══ TASK DATA ══

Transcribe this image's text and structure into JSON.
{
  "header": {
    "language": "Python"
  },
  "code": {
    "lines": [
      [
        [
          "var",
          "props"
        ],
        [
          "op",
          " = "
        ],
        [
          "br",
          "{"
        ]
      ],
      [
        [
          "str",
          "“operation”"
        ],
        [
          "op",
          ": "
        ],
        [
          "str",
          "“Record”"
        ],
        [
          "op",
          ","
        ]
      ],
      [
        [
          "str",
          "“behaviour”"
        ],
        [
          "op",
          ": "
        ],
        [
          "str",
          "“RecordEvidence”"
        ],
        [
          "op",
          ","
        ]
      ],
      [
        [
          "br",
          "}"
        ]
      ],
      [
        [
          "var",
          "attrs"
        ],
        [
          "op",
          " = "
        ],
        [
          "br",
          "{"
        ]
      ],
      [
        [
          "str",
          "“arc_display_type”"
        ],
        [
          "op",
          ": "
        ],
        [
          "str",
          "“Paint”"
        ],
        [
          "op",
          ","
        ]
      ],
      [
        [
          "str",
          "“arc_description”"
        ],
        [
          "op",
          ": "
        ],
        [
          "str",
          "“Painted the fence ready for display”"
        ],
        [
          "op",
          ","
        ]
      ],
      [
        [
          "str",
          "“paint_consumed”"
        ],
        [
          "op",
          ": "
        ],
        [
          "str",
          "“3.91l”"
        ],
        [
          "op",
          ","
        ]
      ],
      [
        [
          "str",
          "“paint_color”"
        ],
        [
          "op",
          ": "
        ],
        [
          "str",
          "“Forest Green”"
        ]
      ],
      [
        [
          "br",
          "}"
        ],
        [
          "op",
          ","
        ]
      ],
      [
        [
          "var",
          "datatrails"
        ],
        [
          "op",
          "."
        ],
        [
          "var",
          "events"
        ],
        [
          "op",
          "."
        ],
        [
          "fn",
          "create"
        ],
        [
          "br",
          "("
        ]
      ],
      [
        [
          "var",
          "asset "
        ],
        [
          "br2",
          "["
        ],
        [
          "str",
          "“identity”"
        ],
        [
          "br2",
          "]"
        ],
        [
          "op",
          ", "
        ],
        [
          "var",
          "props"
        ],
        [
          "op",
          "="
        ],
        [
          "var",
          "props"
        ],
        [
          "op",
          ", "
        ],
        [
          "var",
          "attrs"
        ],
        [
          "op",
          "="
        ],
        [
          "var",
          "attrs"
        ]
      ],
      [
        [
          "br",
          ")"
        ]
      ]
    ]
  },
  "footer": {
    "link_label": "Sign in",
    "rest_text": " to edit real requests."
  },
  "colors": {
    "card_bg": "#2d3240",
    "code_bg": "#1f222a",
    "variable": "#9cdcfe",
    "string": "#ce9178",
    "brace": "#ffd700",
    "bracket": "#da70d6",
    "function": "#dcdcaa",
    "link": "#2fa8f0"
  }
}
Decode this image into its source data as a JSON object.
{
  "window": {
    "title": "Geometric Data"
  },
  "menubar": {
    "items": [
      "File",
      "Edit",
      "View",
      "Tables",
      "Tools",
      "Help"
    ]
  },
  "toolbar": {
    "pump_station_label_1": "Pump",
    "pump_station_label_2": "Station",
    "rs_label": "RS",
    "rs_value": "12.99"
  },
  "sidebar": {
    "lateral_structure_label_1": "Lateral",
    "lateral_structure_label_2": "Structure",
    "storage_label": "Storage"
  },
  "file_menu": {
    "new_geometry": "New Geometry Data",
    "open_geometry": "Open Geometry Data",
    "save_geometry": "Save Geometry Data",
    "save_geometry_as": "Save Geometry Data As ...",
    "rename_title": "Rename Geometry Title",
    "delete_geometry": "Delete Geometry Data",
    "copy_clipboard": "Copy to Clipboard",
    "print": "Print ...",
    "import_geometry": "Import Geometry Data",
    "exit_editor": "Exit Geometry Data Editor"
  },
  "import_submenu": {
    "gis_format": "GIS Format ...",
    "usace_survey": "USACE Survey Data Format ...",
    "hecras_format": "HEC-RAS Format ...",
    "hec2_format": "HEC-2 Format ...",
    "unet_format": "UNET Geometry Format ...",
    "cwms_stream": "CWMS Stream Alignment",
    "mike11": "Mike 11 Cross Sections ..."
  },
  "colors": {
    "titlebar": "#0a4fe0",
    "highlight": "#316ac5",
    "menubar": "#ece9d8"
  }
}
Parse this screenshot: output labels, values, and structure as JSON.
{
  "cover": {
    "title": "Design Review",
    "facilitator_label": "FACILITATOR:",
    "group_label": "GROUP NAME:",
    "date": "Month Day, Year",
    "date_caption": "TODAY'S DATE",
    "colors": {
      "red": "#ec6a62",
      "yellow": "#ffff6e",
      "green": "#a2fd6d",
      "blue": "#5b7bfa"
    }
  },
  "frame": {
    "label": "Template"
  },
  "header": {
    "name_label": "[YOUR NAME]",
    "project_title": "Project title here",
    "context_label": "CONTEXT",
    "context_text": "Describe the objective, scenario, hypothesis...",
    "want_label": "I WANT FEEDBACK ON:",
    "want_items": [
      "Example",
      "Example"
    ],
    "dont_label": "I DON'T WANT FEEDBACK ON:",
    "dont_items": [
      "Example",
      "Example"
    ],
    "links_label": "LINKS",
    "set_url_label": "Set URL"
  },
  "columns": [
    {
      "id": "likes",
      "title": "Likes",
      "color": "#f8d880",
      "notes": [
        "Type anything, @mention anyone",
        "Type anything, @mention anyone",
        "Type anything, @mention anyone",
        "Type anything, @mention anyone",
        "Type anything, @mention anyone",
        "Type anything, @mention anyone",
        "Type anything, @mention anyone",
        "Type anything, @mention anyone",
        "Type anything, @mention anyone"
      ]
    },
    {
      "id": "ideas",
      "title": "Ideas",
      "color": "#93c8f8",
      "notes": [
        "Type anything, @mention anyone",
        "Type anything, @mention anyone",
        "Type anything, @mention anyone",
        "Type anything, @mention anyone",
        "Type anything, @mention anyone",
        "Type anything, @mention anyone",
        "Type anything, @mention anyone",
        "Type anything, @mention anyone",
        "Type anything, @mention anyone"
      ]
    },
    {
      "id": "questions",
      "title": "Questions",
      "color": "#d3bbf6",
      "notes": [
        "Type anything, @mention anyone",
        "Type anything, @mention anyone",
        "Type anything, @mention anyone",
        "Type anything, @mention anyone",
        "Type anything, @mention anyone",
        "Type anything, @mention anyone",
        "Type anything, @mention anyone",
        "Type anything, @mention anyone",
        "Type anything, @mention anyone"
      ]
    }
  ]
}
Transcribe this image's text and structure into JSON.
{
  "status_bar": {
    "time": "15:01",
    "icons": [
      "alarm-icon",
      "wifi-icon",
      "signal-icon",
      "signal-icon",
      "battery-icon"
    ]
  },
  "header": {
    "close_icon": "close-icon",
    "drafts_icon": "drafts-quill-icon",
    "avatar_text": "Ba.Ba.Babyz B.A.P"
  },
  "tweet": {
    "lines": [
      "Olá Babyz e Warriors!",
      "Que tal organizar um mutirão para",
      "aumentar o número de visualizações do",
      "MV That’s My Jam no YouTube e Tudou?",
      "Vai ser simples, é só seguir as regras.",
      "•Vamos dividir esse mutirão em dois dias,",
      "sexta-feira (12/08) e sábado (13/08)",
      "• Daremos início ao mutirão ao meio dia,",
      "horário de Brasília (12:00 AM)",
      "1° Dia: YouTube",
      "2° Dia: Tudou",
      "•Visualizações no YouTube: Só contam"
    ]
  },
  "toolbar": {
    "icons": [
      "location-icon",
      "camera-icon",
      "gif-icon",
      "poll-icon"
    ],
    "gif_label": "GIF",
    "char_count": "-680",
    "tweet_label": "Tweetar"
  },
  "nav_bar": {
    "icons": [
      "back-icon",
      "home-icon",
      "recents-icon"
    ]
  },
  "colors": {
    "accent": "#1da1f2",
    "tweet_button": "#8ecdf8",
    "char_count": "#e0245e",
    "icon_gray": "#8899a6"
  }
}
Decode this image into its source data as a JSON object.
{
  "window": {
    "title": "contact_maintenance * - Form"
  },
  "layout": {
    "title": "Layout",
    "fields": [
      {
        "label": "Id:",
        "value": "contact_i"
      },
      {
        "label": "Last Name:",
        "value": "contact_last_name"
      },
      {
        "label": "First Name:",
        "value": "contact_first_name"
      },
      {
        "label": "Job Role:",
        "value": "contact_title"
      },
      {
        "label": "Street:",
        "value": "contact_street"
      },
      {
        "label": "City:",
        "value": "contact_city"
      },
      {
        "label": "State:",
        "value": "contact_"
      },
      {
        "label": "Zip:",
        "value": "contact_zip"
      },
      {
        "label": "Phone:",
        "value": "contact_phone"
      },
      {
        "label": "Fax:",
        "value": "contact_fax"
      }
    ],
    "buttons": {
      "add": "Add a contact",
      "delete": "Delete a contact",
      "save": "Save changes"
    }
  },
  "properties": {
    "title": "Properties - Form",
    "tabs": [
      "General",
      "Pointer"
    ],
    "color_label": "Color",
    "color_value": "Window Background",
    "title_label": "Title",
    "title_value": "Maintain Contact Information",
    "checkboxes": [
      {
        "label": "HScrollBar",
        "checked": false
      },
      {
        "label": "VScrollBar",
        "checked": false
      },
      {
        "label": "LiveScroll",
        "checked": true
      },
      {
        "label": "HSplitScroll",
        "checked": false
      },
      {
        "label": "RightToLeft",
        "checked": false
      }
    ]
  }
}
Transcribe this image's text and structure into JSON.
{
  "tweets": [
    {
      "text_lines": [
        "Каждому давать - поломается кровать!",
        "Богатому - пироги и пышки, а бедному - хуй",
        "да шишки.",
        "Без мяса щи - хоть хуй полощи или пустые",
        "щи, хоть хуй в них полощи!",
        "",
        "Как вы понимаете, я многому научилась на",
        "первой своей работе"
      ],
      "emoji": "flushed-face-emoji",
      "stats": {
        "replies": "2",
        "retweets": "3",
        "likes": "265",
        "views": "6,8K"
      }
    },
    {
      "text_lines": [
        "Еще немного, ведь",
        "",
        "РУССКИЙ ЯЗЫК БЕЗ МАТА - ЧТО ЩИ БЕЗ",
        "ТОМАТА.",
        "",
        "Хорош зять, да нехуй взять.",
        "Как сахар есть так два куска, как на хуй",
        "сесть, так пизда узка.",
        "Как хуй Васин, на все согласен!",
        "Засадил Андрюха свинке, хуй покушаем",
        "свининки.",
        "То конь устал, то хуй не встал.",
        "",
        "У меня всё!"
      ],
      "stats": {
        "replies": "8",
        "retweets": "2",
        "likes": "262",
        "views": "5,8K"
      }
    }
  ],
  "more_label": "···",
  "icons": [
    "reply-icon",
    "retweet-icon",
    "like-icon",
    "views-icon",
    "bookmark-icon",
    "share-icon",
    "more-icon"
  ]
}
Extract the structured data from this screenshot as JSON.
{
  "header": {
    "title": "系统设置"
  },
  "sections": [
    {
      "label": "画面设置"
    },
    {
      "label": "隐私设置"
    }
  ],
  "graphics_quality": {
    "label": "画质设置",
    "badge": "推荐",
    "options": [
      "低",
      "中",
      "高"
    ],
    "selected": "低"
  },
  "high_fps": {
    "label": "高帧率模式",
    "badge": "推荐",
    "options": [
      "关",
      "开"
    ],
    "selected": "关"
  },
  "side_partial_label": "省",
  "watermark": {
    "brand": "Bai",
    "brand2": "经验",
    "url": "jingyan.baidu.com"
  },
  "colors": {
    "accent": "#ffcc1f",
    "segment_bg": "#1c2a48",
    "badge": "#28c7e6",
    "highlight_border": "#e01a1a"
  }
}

═══

TASK GOAL:
Determine how many lines of the material include the string "хоть". Output only that count.

REPLY TO THE TASK:
2